Extract each line containing the string "schillingar".
======== Provided entries
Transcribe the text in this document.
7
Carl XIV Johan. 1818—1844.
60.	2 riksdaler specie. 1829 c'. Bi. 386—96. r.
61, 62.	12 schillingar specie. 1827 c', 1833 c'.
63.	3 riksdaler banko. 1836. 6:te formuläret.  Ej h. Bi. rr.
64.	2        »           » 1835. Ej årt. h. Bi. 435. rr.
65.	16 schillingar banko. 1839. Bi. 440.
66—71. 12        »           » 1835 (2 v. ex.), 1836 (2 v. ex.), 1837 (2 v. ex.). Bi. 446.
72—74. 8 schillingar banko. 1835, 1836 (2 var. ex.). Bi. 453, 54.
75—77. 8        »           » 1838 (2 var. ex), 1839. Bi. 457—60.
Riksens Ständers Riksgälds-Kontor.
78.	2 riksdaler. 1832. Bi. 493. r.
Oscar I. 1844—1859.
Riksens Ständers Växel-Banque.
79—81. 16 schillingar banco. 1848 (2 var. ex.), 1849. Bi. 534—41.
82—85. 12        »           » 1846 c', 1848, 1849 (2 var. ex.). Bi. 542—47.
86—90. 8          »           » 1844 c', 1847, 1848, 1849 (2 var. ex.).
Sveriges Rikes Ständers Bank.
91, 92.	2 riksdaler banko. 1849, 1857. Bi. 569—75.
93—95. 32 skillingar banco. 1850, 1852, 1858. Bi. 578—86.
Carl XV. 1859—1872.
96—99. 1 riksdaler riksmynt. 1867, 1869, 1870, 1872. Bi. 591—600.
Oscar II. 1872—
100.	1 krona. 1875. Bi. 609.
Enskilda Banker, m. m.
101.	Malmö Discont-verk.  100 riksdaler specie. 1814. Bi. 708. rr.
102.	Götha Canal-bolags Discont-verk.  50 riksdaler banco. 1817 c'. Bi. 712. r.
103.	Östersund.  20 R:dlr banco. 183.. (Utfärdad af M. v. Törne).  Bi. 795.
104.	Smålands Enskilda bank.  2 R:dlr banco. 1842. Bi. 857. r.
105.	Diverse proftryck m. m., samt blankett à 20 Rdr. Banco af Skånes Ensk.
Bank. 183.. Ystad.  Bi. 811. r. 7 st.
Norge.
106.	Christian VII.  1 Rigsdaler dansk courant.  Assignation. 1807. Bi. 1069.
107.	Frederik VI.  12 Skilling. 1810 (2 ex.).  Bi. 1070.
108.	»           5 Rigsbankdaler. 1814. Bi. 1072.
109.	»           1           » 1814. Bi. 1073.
================
-- Answer to the exercise --
61, 62.	12 schillingar specie. 1827 c', 1833 c'.
65.	16 schillingar banko. 1839. Bi. 440.
72—74. 8 schillingar banko. 1835, 1836 (2 var. ex.). Bi. 453, 54.
79—81. 16 schillingar banco. 1848 (2 var. ex.), 1849. Bi. 534—41.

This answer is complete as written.